# WRITTEN INSTRUCTION
Copy out the entries below word for word, from the line containing "legend-label: Haut et" through the line containing "x-tick-label: 2025: [821, 384, 850, 399]", and nothing else.

# EXTRACTED DATA
+--
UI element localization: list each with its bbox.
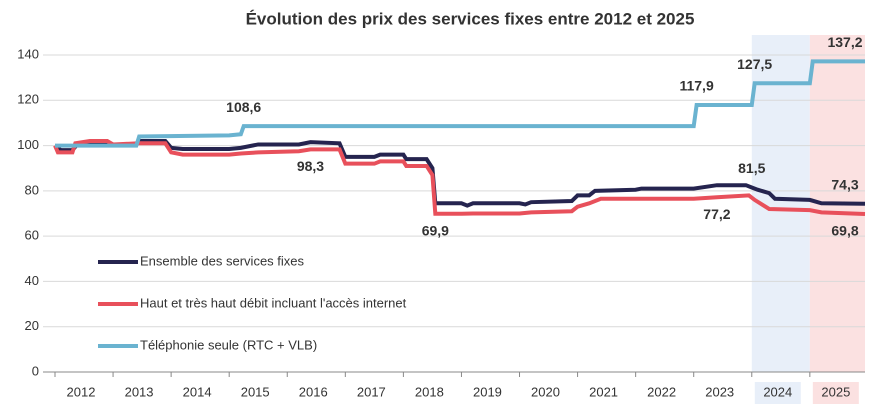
legend-label: Haut et très haut débit incluant l'accès…: [140, 295, 407, 310]
y-tick-label: 80: [25, 182, 39, 197]
value-label: 108,6: [226, 99, 261, 115]
y-tick-label: 60: [25, 228, 39, 243]
x-tick-label: 2020: [531, 384, 560, 399]
value-label: 77,2: [703, 206, 730, 222]
x-tick-label: 2017: [357, 384, 386, 399]
series-line: [53, 139, 866, 208]
y-tick-label: 120: [17, 92, 39, 107]
y-tick-label: 140: [17, 46, 39, 61]
x-tick-label: 2012: [67, 384, 96, 399]
value-label: 117,9: [679, 78, 713, 94]
x-tick-label: 2018: [415, 384, 444, 399]
x-tick-label: 2014: [183, 384, 212, 399]
legend-label: Ensemble des services fixes: [140, 253, 305, 268]
x-tick-label: 2025: [821, 384, 850, 399]
x-tick-label: 2023: [705, 384, 734, 399]
x-tick-label: 2024: [763, 384, 792, 399]
x-tick-label: 2021: [589, 384, 618, 399]
value-label: 74,3: [831, 176, 858, 192]
x-tick-label: 2022: [647, 384, 676, 399]
value-label: 127,5: [737, 56, 772, 72]
value-label: 69,8: [831, 223, 858, 239]
series-line: [55, 59, 865, 148]
legend-label: Téléphonie seule (RTC + VLB): [140, 337, 317, 352]
value-label: 137,2: [827, 34, 862, 50]
value-label: 69,9: [422, 222, 449, 238]
highlight-tick-box: [754, 382, 801, 404]
y-tick-label: 20: [25, 318, 39, 333]
y-tick-label: 0: [32, 363, 39, 378]
value-label: 81,5: [738, 160, 765, 176]
y-tick-label: 40: [25, 273, 39, 288]
x-tick-label: 2013: [125, 384, 154, 399]
y-tick-label: 100: [17, 137, 39, 152]
x-tick-label: 2019: [473, 384, 502, 399]
chart-title: Évolution des prix des services fixes en…: [246, 9, 695, 28]
highlight-tick-box: [812, 382, 859, 404]
x-tick-label: 2016: [299, 384, 328, 399]
value-label: 98,3: [297, 158, 324, 174]
x-tick-label: 2015: [241, 384, 270, 399]
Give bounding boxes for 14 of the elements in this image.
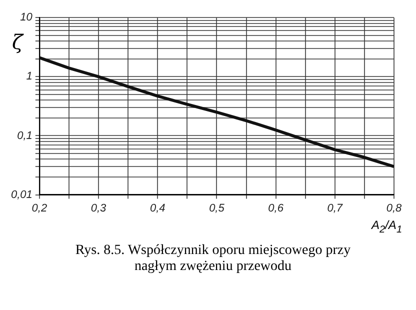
y-tick-label: 10 <box>20 12 34 24</box>
y-axis-title: ζ <box>12 30 23 54</box>
x-tick-label: 0,5 <box>209 202 226 214</box>
x-tick-label: 0,6 <box>268 202 284 214</box>
text: Rys. 8.5. Współczynnik oporu miejscowego przy nagłym zwężeniu przewodu <box>74 243 352 276</box>
x-tick-label: 0,7 <box>327 202 344 214</box>
y-tick-label: 1 <box>26 70 32 83</box>
x-tick-label: 0,4 <box>150 202 166 214</box>
x-axis-title: A$_{2}$/A$_{1}$ <box>370 218 403 236</box>
y-tick-label: 0,01 <box>10 188 32 201</box>
x-tick-label: 0,3 <box>90 202 108 214</box>
x-tick-label: 0,8 <box>386 202 403 214</box>
y-tick-label: 0,1 <box>17 130 32 142</box>
x-tick-label: 0,2 <box>32 202 48 214</box>
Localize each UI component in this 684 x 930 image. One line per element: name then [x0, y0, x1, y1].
+--
# RESPONSE
legend-label: Haut et très haut débit incluant l'accès…: [140, 295, 407, 310]
y-tick-label: 80: [25, 182, 39, 197]
value-label: 108,6: [226, 99, 261, 115]
y-tick-label: 60: [25, 228, 39, 243]
x-tick-label: 2020: [531, 384, 560, 399]
value-label: 77,2: [703, 206, 730, 222]
x-tick-label: 2017: [357, 384, 386, 399]
series-line: [53, 139, 866, 208]
y-tick-label: 120: [17, 92, 39, 107]
y-tick-label: 140: [17, 46, 39, 61]
x-tick-label: 2012: [67, 384, 96, 399]
value-label: 117,9: [679, 78, 713, 94]
x-tick-label: 2018: [415, 384, 444, 399]
x-tick-label: 2014: [183, 384, 212, 399]
legend-label: Ensemble des services fixes: [140, 253, 305, 268]
x-tick-label: 2025: [821, 384, 850, 399]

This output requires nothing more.